Extracted records:
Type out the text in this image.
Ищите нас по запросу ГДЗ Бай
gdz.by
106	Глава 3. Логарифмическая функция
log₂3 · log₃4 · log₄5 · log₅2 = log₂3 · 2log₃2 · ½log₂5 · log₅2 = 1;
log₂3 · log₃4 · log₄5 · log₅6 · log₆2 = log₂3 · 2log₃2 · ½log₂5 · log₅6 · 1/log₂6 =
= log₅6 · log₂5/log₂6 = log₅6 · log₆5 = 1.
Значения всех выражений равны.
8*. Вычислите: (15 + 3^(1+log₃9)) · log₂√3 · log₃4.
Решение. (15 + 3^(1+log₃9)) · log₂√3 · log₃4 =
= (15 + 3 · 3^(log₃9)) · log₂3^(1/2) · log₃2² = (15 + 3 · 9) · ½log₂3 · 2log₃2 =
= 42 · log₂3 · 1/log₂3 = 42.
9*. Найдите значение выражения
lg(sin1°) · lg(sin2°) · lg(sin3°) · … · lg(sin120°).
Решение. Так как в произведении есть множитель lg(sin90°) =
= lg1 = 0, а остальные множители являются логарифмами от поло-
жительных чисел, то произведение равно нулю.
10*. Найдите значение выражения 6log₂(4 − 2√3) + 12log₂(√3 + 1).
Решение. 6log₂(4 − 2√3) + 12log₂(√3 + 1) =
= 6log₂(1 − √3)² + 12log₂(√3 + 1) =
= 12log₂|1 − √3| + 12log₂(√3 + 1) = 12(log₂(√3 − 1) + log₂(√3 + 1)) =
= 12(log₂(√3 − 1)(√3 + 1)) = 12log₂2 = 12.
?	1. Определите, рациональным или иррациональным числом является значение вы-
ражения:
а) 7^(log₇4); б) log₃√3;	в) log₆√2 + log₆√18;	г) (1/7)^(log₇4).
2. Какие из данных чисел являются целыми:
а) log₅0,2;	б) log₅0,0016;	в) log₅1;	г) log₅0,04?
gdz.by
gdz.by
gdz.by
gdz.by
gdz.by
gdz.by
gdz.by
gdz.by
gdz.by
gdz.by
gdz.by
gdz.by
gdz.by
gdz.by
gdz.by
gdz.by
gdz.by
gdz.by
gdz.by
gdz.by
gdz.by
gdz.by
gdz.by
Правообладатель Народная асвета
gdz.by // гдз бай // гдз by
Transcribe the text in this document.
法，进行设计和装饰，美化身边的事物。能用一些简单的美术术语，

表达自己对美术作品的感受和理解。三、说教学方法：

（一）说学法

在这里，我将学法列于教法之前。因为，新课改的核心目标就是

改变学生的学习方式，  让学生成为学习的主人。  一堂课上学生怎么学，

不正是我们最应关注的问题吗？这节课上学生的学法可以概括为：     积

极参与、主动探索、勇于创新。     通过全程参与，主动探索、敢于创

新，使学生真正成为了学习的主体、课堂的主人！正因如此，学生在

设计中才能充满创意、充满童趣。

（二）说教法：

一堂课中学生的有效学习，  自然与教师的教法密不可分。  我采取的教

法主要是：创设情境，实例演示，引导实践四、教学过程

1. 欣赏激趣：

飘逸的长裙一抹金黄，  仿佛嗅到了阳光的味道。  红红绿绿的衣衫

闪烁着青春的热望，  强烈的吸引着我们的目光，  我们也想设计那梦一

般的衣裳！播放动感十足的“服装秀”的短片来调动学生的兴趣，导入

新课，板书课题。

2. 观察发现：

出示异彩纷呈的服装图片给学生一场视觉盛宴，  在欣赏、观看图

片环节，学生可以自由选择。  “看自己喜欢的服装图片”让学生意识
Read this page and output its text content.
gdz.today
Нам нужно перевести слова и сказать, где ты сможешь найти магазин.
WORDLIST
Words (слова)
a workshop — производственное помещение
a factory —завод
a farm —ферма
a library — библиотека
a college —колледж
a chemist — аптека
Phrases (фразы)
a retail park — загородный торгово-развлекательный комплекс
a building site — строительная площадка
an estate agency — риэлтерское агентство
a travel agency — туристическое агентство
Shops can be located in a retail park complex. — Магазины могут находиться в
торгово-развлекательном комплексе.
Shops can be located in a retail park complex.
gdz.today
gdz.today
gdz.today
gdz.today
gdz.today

» **Requirements**:
In how many lines does the word "выражения" appear? Respond with the number alone.

» **Exercise output**:
2